--- TASK MATERIAL ---

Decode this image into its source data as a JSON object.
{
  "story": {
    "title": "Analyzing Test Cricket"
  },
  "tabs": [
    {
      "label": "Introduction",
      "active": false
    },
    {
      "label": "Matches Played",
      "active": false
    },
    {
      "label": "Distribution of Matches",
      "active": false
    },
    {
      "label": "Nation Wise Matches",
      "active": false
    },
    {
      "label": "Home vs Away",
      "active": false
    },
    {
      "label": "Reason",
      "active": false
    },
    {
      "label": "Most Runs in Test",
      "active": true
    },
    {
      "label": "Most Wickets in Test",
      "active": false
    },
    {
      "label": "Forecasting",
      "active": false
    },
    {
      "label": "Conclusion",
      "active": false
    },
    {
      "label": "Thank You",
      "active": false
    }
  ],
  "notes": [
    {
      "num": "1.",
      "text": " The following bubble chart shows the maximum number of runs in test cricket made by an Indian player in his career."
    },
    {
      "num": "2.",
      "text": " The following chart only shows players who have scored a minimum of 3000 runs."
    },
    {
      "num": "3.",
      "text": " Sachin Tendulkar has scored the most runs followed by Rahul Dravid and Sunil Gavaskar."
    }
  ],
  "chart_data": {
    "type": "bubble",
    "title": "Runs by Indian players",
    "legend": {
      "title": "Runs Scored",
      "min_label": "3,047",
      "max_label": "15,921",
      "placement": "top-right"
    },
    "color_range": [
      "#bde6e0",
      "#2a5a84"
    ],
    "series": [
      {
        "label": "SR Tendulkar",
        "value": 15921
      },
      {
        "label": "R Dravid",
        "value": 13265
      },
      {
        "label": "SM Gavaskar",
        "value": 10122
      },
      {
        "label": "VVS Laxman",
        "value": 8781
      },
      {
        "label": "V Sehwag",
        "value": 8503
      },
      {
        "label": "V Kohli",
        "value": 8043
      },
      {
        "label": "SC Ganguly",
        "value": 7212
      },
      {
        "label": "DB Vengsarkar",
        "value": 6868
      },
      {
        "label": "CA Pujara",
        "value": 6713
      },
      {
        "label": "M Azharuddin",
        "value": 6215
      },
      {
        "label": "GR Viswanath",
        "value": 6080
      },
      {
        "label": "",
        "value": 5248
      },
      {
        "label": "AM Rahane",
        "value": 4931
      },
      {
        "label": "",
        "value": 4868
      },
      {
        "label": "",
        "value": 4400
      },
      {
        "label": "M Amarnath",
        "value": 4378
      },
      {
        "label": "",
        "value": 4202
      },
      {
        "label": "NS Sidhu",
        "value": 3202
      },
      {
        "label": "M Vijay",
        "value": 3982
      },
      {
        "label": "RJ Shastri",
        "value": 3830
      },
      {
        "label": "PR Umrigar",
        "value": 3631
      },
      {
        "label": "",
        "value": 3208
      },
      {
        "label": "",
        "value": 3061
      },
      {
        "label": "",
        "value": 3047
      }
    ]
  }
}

---

■ **WHAT YOU HAVE TO DO**
From the preceding material, extract every line exactly.

■ **REPLY TO THE EXERCISE**
Decode this image into its source data as a JSON object.
{
  "story": {
    "title": "Analyzing Test Cricket"
  },
  "tabs": [
    {
      "label": "Introduction",
      "active": false
    },
    {
      "label": "Matches Played",
      "active": false
    },
    {
      "label": "Distribution of Matches",
      "active": false
    },
    {
      "label": "Nation Wise Matches",
      "active": false
    },
    {
      "label": "Home vs Away",
      "active": false
    },
    {
      "label": "Reason",
      "active": false
    },
    {
      "label": "Most Runs in Test",
      "active": true
    },
    {
      "label": "Most Wickets in Test",
      "active": false
    },
    {
      "label": "Forecasting",
      "active": false
    },
    {
      "label": "Conclusion",
      "active": false
    },
    {
      "label": "Thank You",
      "active": false
    }
  ],
  "notes": [
    {
      "num": "1.",
      "text": " The following bubble chart shows the maximum number of runs in test cricket made by an Indian player in his career."
    },
    {
      "num": "2.",
      "text": " The following chart only shows players who have scored a minimum of 3000 runs."
    },
    {
      "num": "3.",
      "text": " Sachin Tendulkar has scored the most runs followed by Rahul Dravid and Sunil Gavaskar."
    }
  ],
  "chart_data": {
    "type": "bubble",
    "title": "Runs by Indian players",
    "legend": {
      "title": "Runs Scored",
      "min_label": "3,047",
      "max_label": "15,921",
      "placement": "top-right"
    },
    "color_range": [
      "#bde6e0",
      "#2a5a84"
    ],
    "series": [
      {
        "label": "SR Tendulkar",
        "value": 15921
      },
      {
        "label": "R Dravid",
        "value": 13265
      },
      {
        "label": "SM Gavaskar",
        "value": 10122
      },
      {
        "label": "VVS Laxman",
        "value": 8781
      },
      {
        "label": "V Sehwag",
        "value": 8503
      },
      {
        "label": "V Kohli",
        "value": 8043
      },
      {
        "label": "SC Ganguly",
        "value": 7212
      },
      {
        "label": "DB Vengsarkar",
        "value": 6868
      },
      {
        "label": "CA Pujara",
        "value": 6713
      },
      {
        "label": "M Azharuddin",
        "value": 6215
      },
      {
        "label": "GR Viswanath",
        "value": 6080
      },
      {
        "label": "",
        "value": 5248
      },
      {
        "label": "AM Rahane",
        "value": 4931
      },
      {
        "label": "",
        "value": 4868
      },
      {
        "label": "",
        "value": 4400
      },
      {
        "label": "M Amarnath",
        "value": 4378
      },
      {
        "label": "",
        "value": 4202
      },
      {
        "label": "NS Sidhu",
        "value": 3202
      },
      {
        "label": "M Vijay",
        "value": 3982
      },
      {
        "label": "RJ Shastri",
        "value": 3830
      },
      {
        "label": "PR Umrigar",
        "value": 3631
      },
      {
        "label": "",
        "value": 3208
      },
      {
        "label": "",
        "value": 3061
      },
      {
        "label": "",
        "value": 3047
      }
    ]
  }
}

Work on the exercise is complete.